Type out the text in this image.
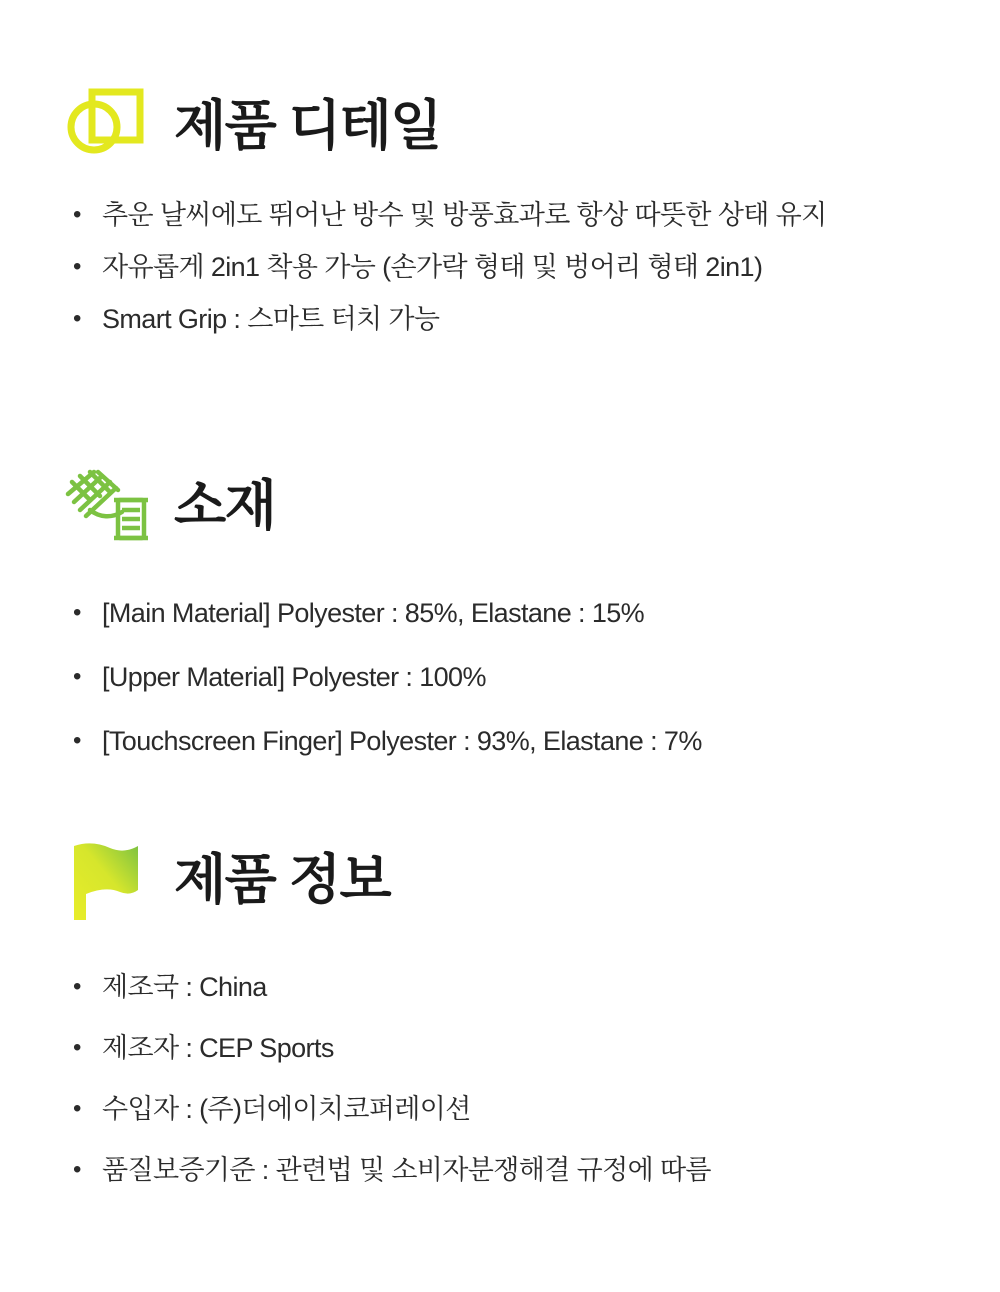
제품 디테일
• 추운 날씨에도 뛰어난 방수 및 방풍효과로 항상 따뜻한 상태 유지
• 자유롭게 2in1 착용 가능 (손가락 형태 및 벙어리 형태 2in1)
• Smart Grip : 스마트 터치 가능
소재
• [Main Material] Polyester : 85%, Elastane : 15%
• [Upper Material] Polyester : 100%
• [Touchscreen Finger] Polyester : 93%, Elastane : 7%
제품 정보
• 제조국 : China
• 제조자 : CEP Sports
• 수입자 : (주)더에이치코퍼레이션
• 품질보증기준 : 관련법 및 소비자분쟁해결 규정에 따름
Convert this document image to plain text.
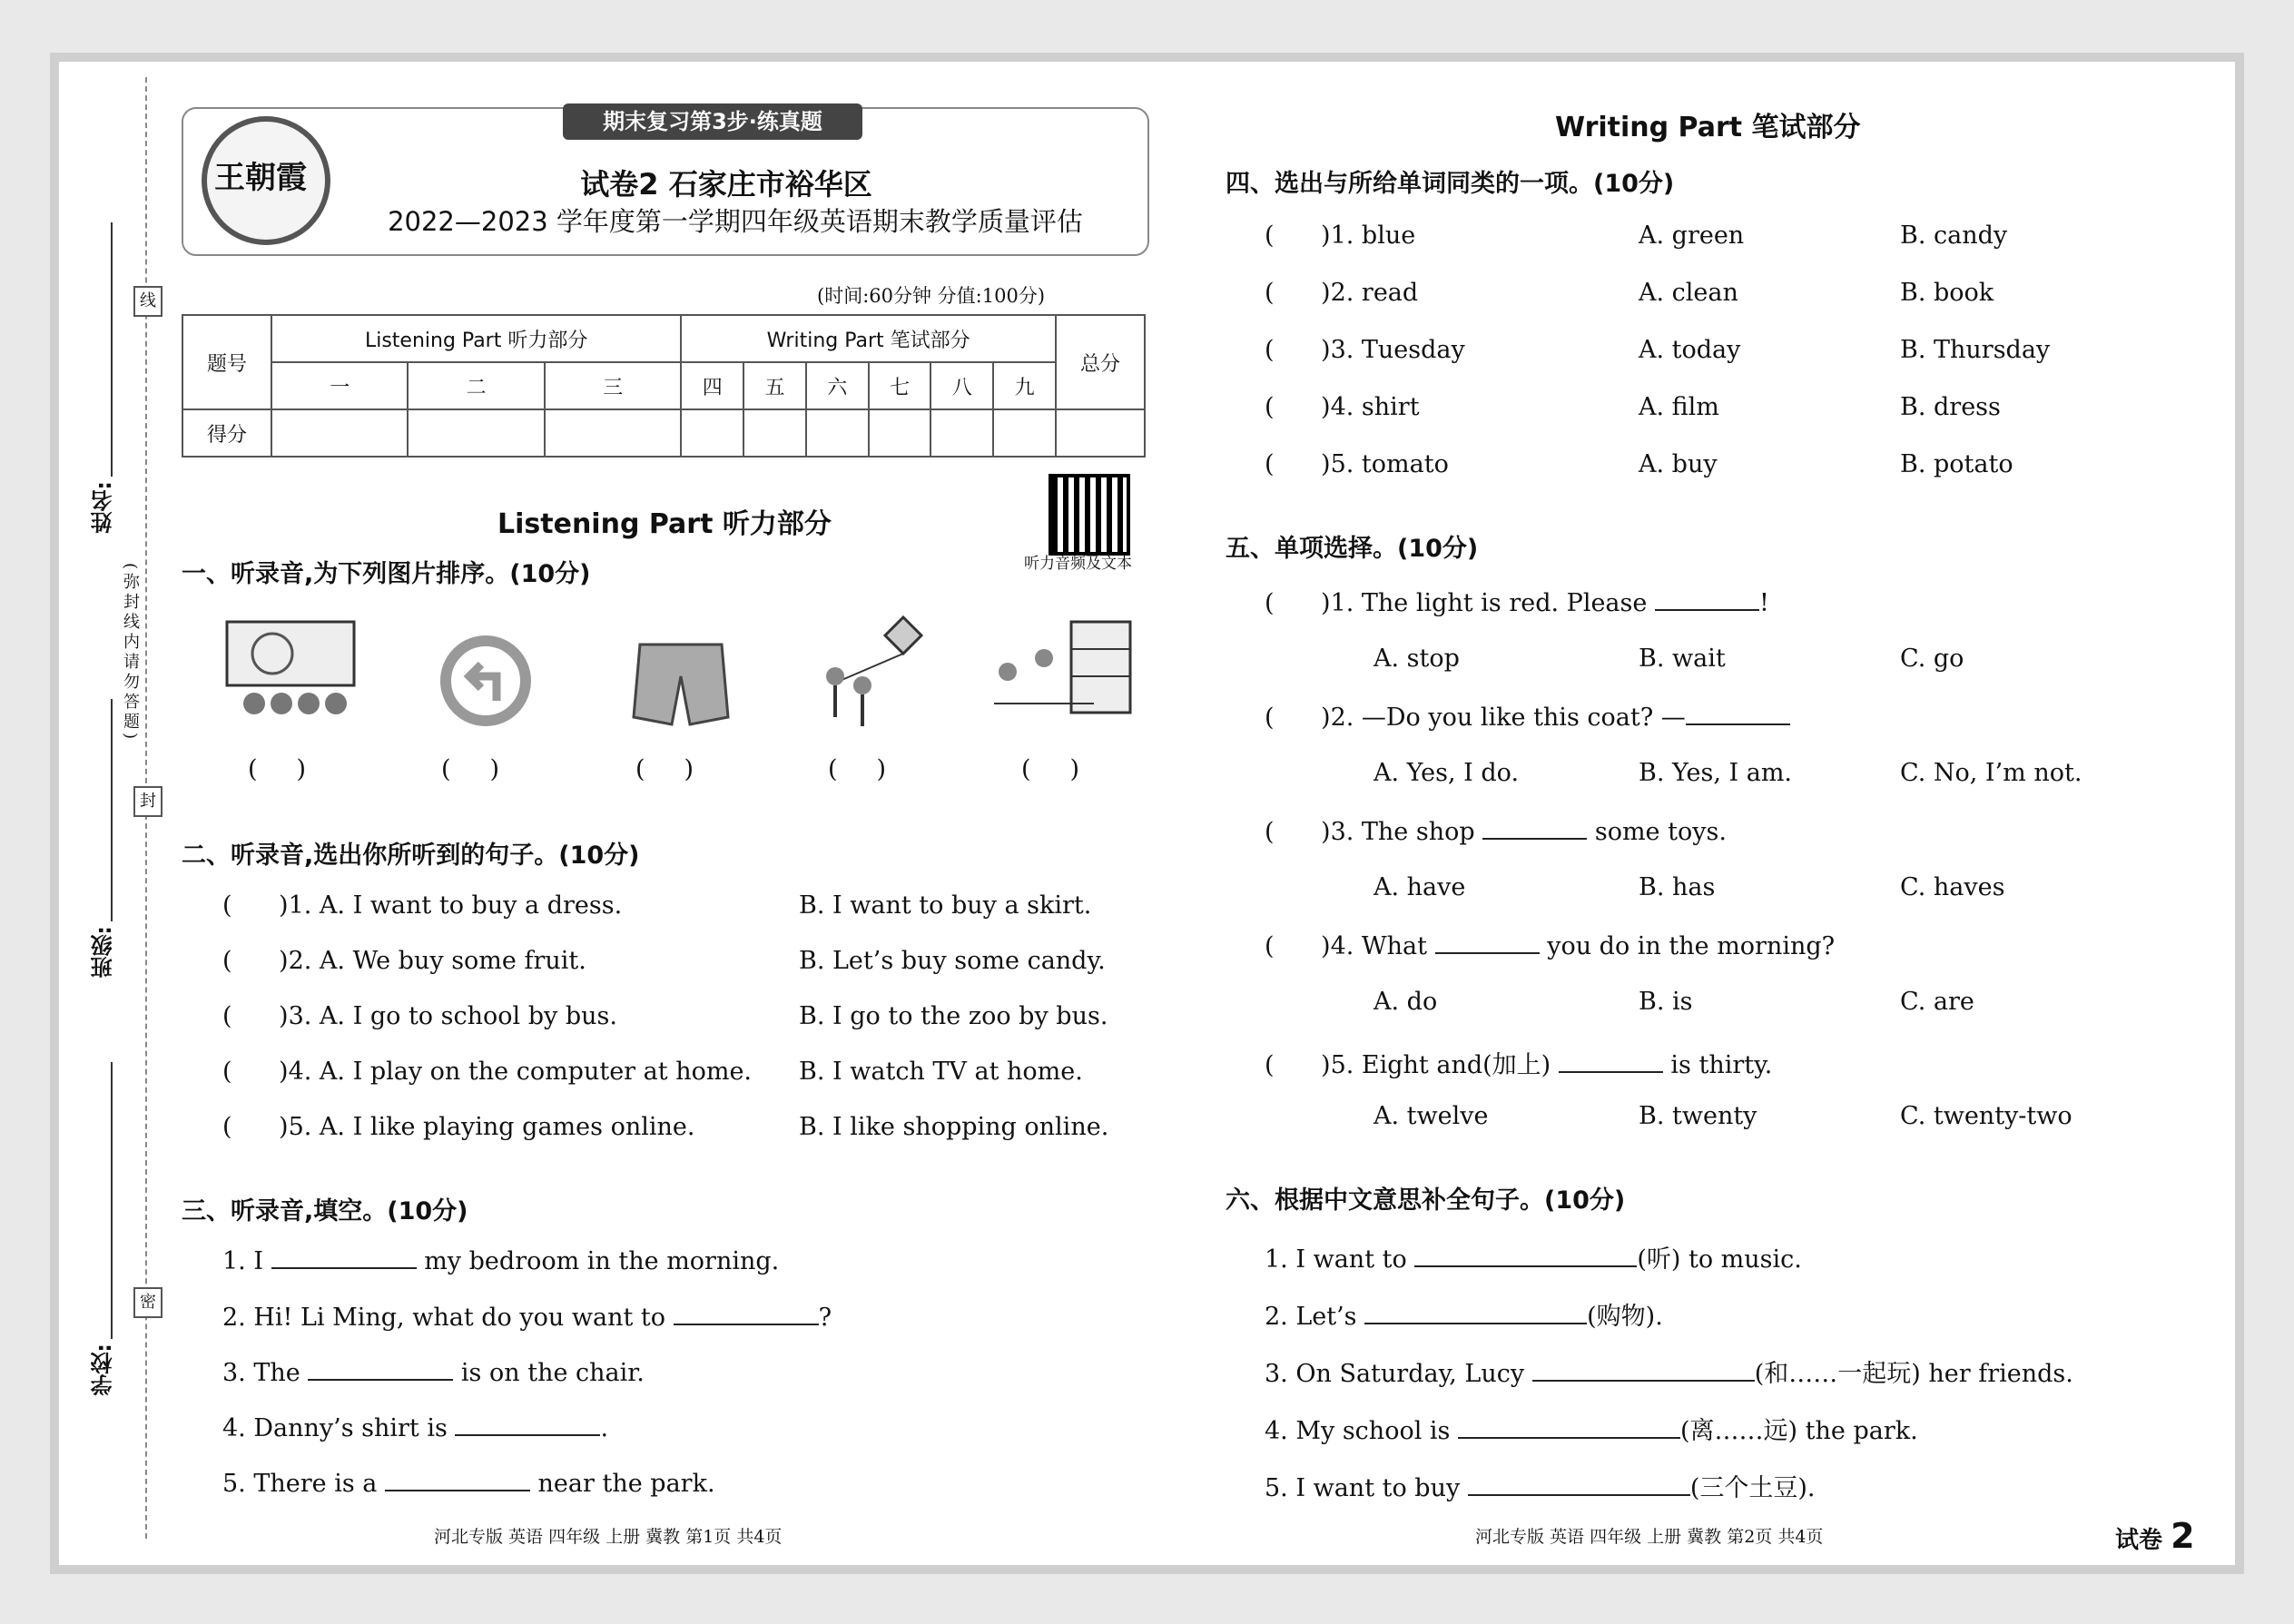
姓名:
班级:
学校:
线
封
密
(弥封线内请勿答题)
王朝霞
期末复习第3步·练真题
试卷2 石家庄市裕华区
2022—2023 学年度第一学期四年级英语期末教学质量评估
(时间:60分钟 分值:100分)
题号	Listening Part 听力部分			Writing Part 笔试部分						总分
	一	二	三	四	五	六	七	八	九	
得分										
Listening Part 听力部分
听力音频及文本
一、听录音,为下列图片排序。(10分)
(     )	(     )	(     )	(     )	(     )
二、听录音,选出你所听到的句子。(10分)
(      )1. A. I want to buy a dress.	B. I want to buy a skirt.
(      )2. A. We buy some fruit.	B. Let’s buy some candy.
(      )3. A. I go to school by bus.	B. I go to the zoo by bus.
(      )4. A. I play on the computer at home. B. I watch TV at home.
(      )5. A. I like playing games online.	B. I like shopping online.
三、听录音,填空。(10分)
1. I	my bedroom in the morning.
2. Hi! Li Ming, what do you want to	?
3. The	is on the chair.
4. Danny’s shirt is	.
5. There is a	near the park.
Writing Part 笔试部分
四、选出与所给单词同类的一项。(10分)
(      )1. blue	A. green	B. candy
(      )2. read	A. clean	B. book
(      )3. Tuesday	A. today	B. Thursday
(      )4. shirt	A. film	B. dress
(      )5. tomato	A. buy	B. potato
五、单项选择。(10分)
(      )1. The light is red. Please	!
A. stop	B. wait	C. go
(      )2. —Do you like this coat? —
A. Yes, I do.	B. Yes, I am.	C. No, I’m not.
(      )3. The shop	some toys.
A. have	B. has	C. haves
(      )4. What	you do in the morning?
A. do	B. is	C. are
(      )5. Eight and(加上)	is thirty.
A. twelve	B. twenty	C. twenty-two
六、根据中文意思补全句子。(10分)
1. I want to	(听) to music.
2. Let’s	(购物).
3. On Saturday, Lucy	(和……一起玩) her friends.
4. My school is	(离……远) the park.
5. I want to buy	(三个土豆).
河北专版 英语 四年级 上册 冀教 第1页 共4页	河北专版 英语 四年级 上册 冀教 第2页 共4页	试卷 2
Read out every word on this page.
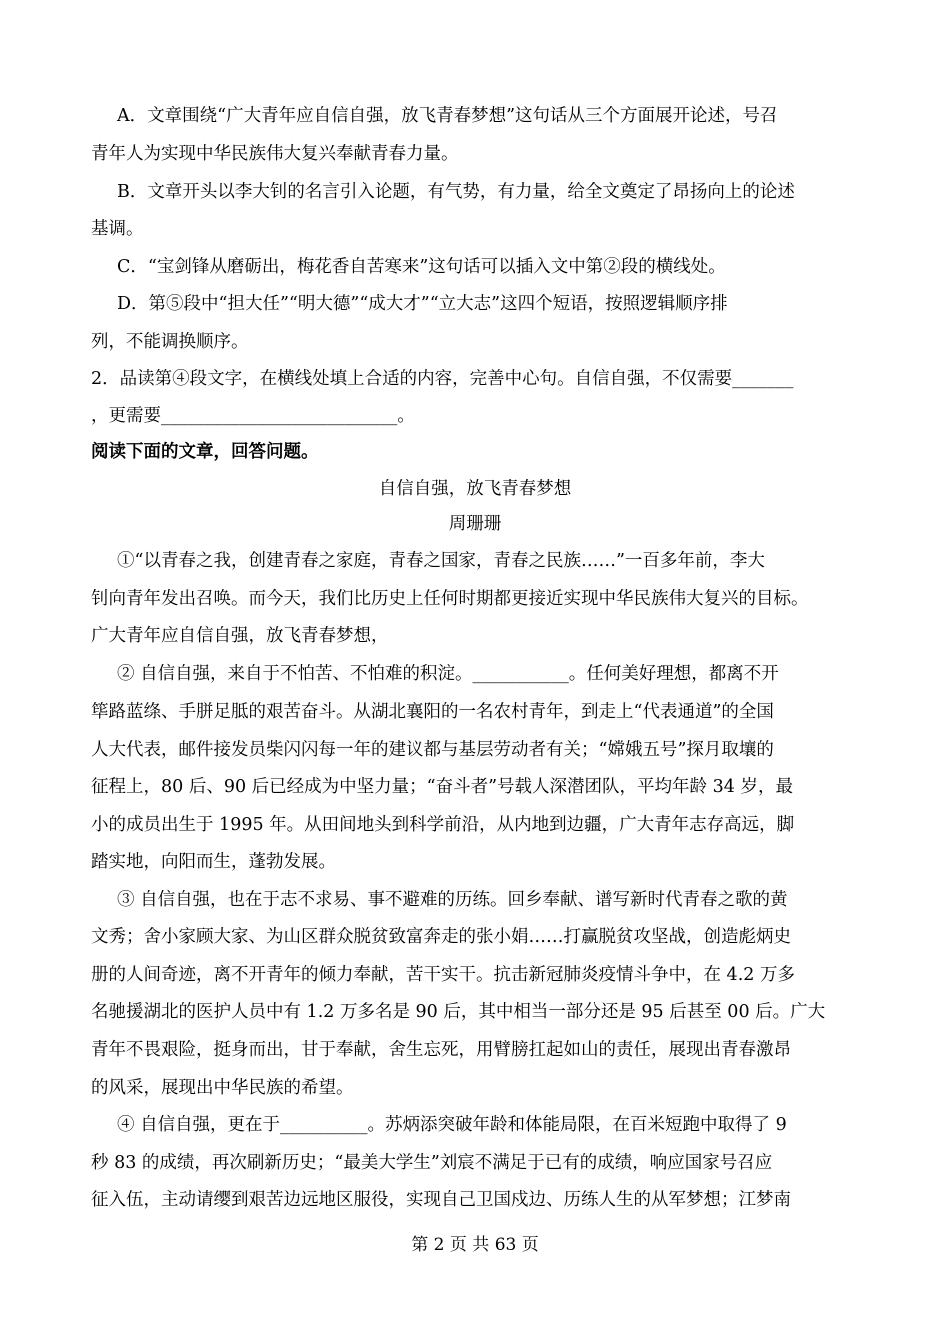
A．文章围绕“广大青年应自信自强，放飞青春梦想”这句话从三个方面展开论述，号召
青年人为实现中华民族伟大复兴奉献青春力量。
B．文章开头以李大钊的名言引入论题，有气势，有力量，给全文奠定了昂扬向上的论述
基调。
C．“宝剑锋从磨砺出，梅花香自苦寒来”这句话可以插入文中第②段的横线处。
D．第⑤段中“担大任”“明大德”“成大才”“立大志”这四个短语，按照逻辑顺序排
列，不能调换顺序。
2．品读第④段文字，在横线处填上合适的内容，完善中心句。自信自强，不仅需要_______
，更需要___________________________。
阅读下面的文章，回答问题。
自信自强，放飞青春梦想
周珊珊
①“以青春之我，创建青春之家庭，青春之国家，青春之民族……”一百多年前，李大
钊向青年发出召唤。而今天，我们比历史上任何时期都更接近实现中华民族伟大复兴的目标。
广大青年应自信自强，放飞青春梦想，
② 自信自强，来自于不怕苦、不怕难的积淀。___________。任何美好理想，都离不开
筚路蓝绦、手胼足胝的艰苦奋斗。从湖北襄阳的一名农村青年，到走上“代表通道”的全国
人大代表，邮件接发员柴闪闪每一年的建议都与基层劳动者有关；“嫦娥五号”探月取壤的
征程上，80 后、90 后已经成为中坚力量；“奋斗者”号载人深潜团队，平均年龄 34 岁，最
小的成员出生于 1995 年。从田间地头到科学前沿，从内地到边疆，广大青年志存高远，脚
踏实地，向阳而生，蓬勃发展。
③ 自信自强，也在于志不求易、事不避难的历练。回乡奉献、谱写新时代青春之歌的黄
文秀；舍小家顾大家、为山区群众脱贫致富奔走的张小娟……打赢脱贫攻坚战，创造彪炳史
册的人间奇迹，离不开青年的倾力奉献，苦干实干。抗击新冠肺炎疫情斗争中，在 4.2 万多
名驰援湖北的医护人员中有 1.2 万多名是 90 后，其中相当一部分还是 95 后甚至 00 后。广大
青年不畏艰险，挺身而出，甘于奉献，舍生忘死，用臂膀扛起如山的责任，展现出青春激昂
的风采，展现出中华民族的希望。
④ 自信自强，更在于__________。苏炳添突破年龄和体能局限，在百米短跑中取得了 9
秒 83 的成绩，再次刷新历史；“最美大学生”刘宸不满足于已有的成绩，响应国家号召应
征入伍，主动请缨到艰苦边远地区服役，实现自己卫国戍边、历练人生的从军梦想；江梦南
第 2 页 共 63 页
= = =
Given task: Write out again every line above exactly as given; the pictures do not belong in the copy.

Expected answer:
Type out the text in this image.
제품 디테일
• 추운 날씨에도 뛰어난 방수 및 방풍효과로 항상 따뜻한 상태 유지
• 자유롭게 2in1 착용 가능 (손가락 형태 및 벙어리 형태 2in1)
• Smart Grip : 스마트 터치 가능
소재
• [Main Material] Polyester : 85%, Elastane : 15%
• [Upper Material] Polyester : 100%
• [Touchscreen Finger] Polyester : 93%, Elastane : 7%
제품 정보
• 제조국 : China
• 제조자 : CEP Sports
• 수입자 : (주)더에이치코퍼레이션
• 품질보증기준 : 관련법 및 소비자분쟁해결 규정에 따름
Convert this document image to plain text.
姓名:
班级:
学校:
线
封
密
(弥封线内请勿答题)
王朝霞
期末复习第3步·练真题
试卷2 石家庄市裕华区
2022—2023 学年度第一学期四年级英语期末教学质量评估
(时间:60分钟 分值:100分)
题号	Listening Part 听力部分			Writing Part 笔试部分						总分
	一	二	三	四	五	六	七	八	九	
得分										
Listening Part 听力部分
听力音频及文本
一、听录音,为下列图片排序。(10分)
(     )	(     )	(     )	(     )	(     )
二、听录音,选出你所听到的句子。(10分)
(      )1. A. I want to buy a dress.	B. I want to buy a skirt.
(      )2. A. We buy some fruit.	B. Let’s buy some candy.
(      )3. A. I go to school by bus.	B. I go to the zoo by bus.
(      )4. A. I play on the computer at home. B. I watch TV at home.
(      )5. A. I like playing games online.	B. I like shopping online.
三、听录音,填空。(10分)
1. I	my bedroom in the morning.
2. Hi! Li Ming, what do you want to	?
3. The	is on the chair.
4. Danny’s shirt is	.
5. There is a	near the park.
Writing Part 笔试部分
四、选出与所给单词同类的一项。(10分)
(      )1. blue	A. green	B. candy
(      )2. read	A. clean	B. book
(      )3. Tuesday	A. today	B. Thursday
(      )4. shirt	A. film	B. dress
(      )5. tomato	A. buy	B. potato
五、单项选择。(10分)
(      )1. The light is red. Please	!
A. stop	B. wait	C. go
(      )2. —Do you like this coat? —
A. Yes, I do.	B. Yes, I am.	C. No, I’m not.
(      )3. The shop	some toys.
A. have	B. has	C. haves
(      )4. What	you do in the morning?
A. do	B. is	C. are
(      )5. Eight and(加上)	is thirty.
A. twelve	B. twenty	C. twenty-two
六、根据中文意思补全句子。(10分)
1. I want to	(听) to music.
2. Let’s	(购物).
3. On Saturday, Lucy	(和……一起玩) her friends.
4. My school is	(离……远) the park.
5. I want to buy	(三个土豆).
河北专版 英语 四年级 上册 冀教 第1页 共4页	河北专版 英语 四年级 上册 冀教 第2页 共4页	试卷 2
Read out every word on this page.
A．文章围绕“广大青年应自信自强，放飞青春梦想”这句话从三个方面展开论述，号召
青年人为实现中华民族伟大复兴奉献青春力量。
B．文章开头以李大钊的名言引入论题，有气势，有力量，给全文奠定了昂扬向上的论述
基调。
C．“宝剑锋从磨砺出，梅花香自苦寒来”这句话可以插入文中第②段的横线处。
D．第⑤段中“担大任”“明大德”“成大才”“立大志”这四个短语，按照逻辑顺序排
列，不能调换顺序。
2．品读第④段文字，在横线处填上合适的内容，完善中心句。自信自强，不仅需要_______
，更需要___________________________。
阅读下面的文章，回答问题。
自信自强，放飞青春梦想
周珊珊
①“以青春之我，创建青春之家庭，青春之国家，青春之民族……”一百多年前，李大
钊向青年发出召唤。而今天，我们比历史上任何时期都更接近实现中华民族伟大复兴的目标。
广大青年应自信自强，放飞青春梦想，
② 自信自强，来自于不怕苦、不怕难的积淀。___________。任何美好理想，都离不开
筚路蓝绦、手胼足胝的艰苦奋斗。从湖北襄阳的一名农村青年，到走上“代表通道”的全国
人大代表，邮件接发员柴闪闪每一年的建议都与基层劳动者有关；“嫦娥五号”探月取壤的
征程上，80 后、90 后已经成为中坚力量；“奋斗者”号载人深潜团队，平均年龄 34 岁，最
小的成员出生于 1995 年。从田间地头到科学前沿，从内地到边疆，广大青年志存高远，脚
踏实地，向阳而生，蓬勃发展。
③ 自信自强，也在于志不求易、事不避难的历练。回乡奉献、谱写新时代青春之歌的黄
文秀；舍小家顾大家、为山区群众脱贫致富奔走的张小娟……打赢脱贫攻坚战，创造彪炳史
册的人间奇迹，离不开青年的倾力奉献，苦干实干。抗击新冠肺炎疫情斗争中，在 4.2 万多
名驰援湖北的医护人员中有 1.2 万多名是 90 后，其中相当一部分还是 95 后甚至 00 后。广大
青年不畏艰险，挺身而出，甘于奉献，舍生忘死，用臂膀扛起如山的责任，展现出青春激昂
的风采，展现出中华民族的希望。
④ 自信自强，更在于__________。苏炳添突破年龄和体能局限，在百米短跑中取得了 9
秒 83 的成绩，再次刷新历史；“最美大学生”刘宸不满足于已有的成绩，响应国家号召应
征入伍，主动请缨到艰苦边远地区服役，实现自己卫国戍边、历练人生的从军梦想；江梦南
第 2 页 共 63 页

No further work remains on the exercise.